(Directions): Output the entries verbatim, including every line.

[Extracted records]
----
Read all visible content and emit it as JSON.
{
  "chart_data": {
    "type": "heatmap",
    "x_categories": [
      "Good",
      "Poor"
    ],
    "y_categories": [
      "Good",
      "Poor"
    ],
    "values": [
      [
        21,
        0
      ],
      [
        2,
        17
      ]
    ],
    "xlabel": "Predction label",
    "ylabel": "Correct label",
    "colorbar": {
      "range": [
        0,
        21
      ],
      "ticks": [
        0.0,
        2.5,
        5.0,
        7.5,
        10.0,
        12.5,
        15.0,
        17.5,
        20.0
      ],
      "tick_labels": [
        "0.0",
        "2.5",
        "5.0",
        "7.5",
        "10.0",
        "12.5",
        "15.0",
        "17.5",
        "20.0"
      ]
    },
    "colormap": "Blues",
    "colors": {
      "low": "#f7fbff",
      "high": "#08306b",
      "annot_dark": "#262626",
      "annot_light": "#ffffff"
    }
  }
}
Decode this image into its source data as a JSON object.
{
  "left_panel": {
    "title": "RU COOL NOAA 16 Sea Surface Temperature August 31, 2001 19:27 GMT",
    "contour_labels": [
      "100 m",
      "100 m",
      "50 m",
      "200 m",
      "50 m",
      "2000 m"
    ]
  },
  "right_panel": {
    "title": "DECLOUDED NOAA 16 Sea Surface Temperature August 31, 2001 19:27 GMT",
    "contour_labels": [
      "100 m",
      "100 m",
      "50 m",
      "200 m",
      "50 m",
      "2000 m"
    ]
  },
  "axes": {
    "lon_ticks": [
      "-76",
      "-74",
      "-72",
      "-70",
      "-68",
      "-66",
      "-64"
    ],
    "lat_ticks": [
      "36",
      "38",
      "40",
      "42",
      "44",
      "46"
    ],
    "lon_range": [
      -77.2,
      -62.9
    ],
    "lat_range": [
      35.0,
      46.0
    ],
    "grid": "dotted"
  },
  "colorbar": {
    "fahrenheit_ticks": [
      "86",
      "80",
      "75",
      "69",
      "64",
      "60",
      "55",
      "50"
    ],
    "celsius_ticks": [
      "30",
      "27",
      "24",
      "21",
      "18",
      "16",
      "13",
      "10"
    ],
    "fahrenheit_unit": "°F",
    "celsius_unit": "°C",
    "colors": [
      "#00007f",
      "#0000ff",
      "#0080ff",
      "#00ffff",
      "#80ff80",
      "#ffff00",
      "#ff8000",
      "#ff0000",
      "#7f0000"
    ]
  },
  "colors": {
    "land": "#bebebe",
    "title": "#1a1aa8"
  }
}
----
(Response):
Read all visible content and emit it as JSON.
{
  "chart_data": {
    "type": "heatmap",
    "x_categories": [
      "Good",
      "Poor"
    ],
    "y_categories": [
      "Good",
      "Poor"
    ],
    "values": [
      [
        21,
        0
      ],
      [
        2,
        17
      ]
    ],
    "xlabel": "Predction label",
    "ylabel": "Correct label",
    "colorbar": {
      "range": [
        0,
        21
      ],
      "ticks": [
        0.0,
        2.5,
        5.0,
        7.5,
        10.0,
        12.5,
        15.0,
        17.5,
        20.0
      ],
      "tick_labels": [
        "0.0",
        "2.5",
        "5.0",
        "7.5",
        "10.0",
        "12.5",
        "15.0",
        "17.5",
        "20.0"
      ]
    },
    "colormap": "Blues",
    "colors": {
      "low": "#f7fbff",
      "high": "#08306b",
      "annot_dark": "#262626",
      "annot_light": "#ffffff"
    }
  }
}
Decode this image into its source data as a JSON object.
{
  "left_panel": {
    "title": "RU COOL NOAA 16 Sea Surface Temperature August 31, 2001 19:27 GMT",
    "contour_labels": [
      "100 m",
      "100 m",
      "50 m",
      "200 m",
      "50 m",
      "2000 m"
    ]
  },
  "right_panel": {
    "title": "DECLOUDED NOAA 16 Sea Surface Temperature August 31, 2001 19:27 GMT",
    "contour_labels": [
      "100 m",
      "100 m",
      "50 m",
      "200 m",
      "50 m",
      "2000 m"
    ]
  },
  "axes": {
    "lon_ticks": [
      "-76",
      "-74",
      "-72",
      "-70",
      "-68",
      "-66",
      "-64"
    ],
    "lat_ticks": [
      "36",
      "38",
      "40",
      "42",
      "44",
      "46"
    ],
    "lon_range": [
      -77.2,
      -62.9
    ],
    "lat_range": [
      35.0,
      46.0
    ],
    "grid": "dotted"
  },
  "colorbar": {
    "fahrenheit_ticks": [
      "86",
      "80",
      "75",
      "69",
      "64",
      "60",
      "55",
      "50"
    ],
    "celsius_ticks": [
      "30",
      "27",
      "24",
      "21",
      "18",
      "16",
      "13",
      "10"
    ],
    "fahrenheit_unit": "°F",
    "celsius_unit": "°C",
    "colors": [
      "#00007f",
      "#0000ff",
      "#0080ff",
      "#00ffff",
      "#80ff80",
      "#ffff00",
      "#ff8000",
      "#ff0000",
      "#7f0000"
    ]
  },
  "colors": {
    "land": "#bebebe",
    "title": "#1a1aa8"
  }
}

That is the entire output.